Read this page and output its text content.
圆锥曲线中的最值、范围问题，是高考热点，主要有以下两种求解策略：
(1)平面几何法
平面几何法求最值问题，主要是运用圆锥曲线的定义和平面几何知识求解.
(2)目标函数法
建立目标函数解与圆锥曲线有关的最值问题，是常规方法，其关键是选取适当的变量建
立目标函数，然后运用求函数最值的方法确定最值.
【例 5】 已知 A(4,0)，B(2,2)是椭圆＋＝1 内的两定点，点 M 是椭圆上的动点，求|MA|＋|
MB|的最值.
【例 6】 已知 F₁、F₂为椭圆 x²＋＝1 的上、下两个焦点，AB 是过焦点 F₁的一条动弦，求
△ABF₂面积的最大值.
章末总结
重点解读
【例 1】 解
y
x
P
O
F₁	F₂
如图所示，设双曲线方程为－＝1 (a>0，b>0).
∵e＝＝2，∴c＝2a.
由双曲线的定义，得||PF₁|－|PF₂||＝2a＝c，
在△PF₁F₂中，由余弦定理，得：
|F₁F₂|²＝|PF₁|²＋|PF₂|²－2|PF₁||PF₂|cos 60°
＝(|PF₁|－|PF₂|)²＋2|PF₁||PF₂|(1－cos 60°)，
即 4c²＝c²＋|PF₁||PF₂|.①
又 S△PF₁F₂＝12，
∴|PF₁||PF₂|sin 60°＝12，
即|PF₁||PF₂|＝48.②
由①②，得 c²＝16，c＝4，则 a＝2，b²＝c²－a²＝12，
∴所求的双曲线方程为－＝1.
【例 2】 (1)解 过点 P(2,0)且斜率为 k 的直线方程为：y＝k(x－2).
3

^^^^^^^^^^^^^^^^

### Short exercise
All of the records must be retyped exactly as they are.

### Expected answer
Read this page and output its text content.
圆锥曲线中的最值、范围问题，是高考热点，主要有以下两种求解策略：
(1)平面几何法
平面几何法求最值问题，主要是运用圆锥曲线的定义和平面几何知识求解.
(2)目标函数法
建立目标函数解与圆锥曲线有关的最值问题，是常规方法，其关键是选取适当的变量建
立目标函数，然后运用求函数最值的方法确定最值.
【例 5】 已知 A(4,0)，B(2,2)是椭圆＋＝1 内的两定点，点 M 是椭圆上的动点，求|MA|＋|
MB|的最值.
【例 6】 已知 F₁、F₂为椭圆 x²＋＝1 的上、下两个焦点，AB 是过焦点 F₁的一条动弦，求
△ABF₂面积的最大值.
章末总结
重点解读
【例 1】 解
y
x
P
O
F₁	F₂
如图所示，设双曲线方程为－＝1 (a>0，b>0).
∵e＝＝2，∴c＝2a.
由双曲线的定义，得||PF₁|－|PF₂||＝2a＝c，
在△PF₁F₂中，由余弦定理，得：
|F₁F₂|²＝|PF₁|²＋|PF₂|²－2|PF₁||PF₂|cos 60°
＝(|PF₁|－|PF₂|)²＋2|PF₁||PF₂|(1－cos 60°)，
即 4c²＝c²＋|PF₁||PF₂|.①
又 S△PF₁F₂＝12，
∴|PF₁||PF₂|sin 60°＝12，
即|PF₁||PF₂|＝48.②
由①②，得 c²＝16，c＝4，则 a＝2，b²＝c²－a²＝12，
∴所求的双曲线方程为－＝1.
【例 2】 (1)解 过点 P(2,0)且斜率为 k 的直线方程为：y＝k(x－2).
3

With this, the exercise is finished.